→ THE TASK: Only a number is wanted: how many lines in these records contain the word "detached"?

--- START DATA FOR THIS EXERCISE ---

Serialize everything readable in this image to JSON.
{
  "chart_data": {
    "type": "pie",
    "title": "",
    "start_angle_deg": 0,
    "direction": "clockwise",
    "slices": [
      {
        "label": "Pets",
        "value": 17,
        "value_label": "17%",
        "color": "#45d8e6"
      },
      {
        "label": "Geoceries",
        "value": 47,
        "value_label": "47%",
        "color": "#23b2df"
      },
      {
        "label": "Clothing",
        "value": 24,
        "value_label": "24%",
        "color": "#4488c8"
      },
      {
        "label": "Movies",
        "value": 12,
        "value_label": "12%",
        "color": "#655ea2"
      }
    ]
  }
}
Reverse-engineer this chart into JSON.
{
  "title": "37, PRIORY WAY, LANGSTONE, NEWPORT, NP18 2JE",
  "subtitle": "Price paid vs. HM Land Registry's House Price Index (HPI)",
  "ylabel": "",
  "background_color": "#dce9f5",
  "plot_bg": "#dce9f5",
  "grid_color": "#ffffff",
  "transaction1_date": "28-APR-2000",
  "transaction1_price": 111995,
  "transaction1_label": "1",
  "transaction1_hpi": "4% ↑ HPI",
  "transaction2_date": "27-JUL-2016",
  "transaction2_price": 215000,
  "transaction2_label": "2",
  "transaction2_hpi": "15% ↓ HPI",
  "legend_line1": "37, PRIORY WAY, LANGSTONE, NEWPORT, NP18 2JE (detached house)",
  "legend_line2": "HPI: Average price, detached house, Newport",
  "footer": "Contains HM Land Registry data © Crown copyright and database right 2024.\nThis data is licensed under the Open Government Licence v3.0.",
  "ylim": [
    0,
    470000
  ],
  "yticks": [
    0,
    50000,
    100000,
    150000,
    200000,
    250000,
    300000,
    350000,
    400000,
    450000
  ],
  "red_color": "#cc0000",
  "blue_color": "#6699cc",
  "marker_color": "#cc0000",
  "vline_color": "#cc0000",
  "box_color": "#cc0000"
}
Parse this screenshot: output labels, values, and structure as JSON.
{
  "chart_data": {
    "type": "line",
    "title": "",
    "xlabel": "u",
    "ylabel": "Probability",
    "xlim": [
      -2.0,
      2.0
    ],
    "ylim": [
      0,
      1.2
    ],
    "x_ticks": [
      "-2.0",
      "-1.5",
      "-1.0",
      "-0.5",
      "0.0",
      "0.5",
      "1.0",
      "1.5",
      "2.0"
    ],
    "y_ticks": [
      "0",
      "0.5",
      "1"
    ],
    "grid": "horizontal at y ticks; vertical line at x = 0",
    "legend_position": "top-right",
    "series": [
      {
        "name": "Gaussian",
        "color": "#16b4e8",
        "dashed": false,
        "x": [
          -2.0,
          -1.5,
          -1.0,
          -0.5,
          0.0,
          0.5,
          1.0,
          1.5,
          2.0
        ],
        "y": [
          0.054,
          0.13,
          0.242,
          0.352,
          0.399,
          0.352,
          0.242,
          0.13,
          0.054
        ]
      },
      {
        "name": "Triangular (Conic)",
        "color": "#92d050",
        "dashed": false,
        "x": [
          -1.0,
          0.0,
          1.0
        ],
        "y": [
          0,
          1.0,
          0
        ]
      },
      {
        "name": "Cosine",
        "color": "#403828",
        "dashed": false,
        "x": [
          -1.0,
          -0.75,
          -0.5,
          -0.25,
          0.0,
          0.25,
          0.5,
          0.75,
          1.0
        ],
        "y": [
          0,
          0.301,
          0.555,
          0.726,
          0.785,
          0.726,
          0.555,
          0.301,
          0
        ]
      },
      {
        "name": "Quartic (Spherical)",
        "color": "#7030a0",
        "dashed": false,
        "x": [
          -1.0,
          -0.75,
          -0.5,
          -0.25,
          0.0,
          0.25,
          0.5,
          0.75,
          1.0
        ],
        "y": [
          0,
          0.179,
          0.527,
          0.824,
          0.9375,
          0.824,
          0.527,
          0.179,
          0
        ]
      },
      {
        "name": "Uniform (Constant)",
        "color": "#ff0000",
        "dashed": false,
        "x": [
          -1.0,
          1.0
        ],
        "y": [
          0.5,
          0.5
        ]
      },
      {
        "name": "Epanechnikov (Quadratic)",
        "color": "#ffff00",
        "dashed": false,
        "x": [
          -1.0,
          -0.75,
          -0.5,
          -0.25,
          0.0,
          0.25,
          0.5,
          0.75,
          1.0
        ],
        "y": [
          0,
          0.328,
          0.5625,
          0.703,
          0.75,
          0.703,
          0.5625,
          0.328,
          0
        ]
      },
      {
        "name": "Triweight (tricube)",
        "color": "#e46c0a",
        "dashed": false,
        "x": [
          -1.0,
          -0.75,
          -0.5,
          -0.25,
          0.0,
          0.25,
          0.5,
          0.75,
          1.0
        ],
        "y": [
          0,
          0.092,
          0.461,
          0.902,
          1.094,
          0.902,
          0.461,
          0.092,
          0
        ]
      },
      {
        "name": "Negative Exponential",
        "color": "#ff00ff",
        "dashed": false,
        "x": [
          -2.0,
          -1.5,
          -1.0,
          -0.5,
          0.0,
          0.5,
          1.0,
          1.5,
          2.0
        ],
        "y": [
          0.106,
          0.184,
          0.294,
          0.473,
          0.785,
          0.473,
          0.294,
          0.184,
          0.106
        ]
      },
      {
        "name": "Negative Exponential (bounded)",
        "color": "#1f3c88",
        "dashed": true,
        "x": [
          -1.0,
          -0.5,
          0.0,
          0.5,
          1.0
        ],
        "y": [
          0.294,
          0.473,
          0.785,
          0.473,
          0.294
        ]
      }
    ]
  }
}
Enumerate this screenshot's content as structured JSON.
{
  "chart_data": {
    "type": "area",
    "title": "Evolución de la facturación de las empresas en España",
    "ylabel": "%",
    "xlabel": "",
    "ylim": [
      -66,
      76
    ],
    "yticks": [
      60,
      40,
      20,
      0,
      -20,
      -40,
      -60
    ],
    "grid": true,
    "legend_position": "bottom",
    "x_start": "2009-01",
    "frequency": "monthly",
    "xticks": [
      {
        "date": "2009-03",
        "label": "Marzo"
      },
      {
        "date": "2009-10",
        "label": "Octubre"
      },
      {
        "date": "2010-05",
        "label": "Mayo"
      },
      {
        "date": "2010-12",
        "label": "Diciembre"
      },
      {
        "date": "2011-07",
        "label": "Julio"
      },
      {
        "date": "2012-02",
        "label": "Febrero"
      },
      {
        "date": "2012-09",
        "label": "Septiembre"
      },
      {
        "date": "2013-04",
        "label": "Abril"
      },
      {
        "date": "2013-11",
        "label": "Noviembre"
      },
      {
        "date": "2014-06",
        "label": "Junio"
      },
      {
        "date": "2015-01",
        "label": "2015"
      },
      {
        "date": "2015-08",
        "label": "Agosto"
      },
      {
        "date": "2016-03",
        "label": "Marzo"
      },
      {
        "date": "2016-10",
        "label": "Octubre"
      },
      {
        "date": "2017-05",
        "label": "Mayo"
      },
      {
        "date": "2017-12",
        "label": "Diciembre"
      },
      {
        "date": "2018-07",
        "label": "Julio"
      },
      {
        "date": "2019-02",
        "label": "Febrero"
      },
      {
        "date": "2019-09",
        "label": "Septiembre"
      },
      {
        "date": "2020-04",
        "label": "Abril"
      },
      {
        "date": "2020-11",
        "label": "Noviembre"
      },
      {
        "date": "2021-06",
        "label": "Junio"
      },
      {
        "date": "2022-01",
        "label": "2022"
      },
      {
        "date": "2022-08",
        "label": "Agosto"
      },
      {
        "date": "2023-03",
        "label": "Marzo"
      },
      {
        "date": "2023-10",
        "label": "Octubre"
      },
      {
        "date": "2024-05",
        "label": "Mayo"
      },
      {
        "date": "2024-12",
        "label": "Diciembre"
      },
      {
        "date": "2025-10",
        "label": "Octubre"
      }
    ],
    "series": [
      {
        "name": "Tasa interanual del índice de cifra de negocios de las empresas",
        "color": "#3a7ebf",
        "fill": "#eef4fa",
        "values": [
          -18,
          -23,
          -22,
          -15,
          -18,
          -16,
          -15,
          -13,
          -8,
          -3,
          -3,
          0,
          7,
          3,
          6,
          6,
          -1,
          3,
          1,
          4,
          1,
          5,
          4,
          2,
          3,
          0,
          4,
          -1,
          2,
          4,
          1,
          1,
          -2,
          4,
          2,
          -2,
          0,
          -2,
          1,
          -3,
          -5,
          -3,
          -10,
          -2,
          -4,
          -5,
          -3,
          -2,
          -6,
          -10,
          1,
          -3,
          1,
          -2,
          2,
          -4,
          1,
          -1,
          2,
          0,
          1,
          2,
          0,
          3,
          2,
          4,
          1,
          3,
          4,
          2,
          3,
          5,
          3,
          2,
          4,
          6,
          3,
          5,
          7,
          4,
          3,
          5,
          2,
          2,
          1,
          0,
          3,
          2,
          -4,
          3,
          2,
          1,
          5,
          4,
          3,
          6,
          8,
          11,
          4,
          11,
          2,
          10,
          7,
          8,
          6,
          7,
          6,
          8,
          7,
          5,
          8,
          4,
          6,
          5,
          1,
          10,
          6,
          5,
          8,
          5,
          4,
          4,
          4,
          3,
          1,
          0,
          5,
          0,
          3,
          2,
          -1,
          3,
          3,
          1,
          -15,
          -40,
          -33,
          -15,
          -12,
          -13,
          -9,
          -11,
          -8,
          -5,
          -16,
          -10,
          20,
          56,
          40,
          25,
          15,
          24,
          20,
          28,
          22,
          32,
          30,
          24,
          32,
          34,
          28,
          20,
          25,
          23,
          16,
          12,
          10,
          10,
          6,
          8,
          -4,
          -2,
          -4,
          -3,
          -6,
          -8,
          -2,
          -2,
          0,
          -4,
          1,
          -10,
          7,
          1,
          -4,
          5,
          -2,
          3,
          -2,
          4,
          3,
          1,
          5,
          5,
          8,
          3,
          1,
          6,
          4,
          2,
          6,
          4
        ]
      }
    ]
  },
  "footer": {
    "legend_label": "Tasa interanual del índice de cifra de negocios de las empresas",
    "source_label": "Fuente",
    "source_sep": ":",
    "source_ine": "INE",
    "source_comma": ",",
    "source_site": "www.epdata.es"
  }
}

--- END DATA FOR THIS EXERCISE ---

→ SOLUTION FOR THIS EXERCISE: 2